(Rows from a dataset)
== == ==
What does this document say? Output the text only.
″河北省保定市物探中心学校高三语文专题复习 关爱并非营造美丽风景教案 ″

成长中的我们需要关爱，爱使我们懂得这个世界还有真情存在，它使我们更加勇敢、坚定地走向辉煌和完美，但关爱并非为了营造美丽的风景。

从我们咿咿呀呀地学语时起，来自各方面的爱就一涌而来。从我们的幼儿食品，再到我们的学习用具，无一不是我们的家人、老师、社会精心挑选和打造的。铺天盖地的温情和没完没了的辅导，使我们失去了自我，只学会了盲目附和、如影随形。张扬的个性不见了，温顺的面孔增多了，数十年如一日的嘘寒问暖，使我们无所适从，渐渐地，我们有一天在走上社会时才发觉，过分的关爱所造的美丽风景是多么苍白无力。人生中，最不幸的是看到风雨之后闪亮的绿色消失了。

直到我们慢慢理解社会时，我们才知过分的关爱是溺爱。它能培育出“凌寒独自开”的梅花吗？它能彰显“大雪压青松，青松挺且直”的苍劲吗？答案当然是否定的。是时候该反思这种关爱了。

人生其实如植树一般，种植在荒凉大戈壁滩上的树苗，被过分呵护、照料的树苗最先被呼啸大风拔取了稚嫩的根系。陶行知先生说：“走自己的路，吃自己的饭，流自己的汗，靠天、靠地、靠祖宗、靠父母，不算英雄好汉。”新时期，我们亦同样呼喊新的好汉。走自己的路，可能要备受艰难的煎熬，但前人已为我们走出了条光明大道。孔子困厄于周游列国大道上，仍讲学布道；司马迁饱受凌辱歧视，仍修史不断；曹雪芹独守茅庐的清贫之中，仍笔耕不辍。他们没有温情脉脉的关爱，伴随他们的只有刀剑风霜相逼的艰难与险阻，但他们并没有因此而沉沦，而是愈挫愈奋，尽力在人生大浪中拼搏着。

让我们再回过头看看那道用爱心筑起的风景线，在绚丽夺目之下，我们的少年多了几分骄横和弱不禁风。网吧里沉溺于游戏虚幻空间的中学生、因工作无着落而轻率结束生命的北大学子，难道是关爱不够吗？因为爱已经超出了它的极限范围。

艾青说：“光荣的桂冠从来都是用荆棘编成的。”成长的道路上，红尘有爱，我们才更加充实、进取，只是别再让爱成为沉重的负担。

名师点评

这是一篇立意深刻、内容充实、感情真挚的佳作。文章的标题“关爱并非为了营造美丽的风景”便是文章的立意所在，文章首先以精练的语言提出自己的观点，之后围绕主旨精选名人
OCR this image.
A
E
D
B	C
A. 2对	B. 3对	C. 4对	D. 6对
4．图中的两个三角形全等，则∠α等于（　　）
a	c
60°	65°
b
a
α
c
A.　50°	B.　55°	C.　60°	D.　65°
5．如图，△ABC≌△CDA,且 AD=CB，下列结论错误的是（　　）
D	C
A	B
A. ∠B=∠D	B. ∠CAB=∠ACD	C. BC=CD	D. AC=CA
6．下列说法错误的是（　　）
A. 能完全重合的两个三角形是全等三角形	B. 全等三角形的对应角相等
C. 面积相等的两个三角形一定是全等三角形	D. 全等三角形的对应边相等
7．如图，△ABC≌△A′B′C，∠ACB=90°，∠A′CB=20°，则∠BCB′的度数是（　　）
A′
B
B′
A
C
== == ==
What to produce
Scan the material above for the string "this" and return the lines that hold it.

Full answer
What does this document say? Output the text only.
OCR this image.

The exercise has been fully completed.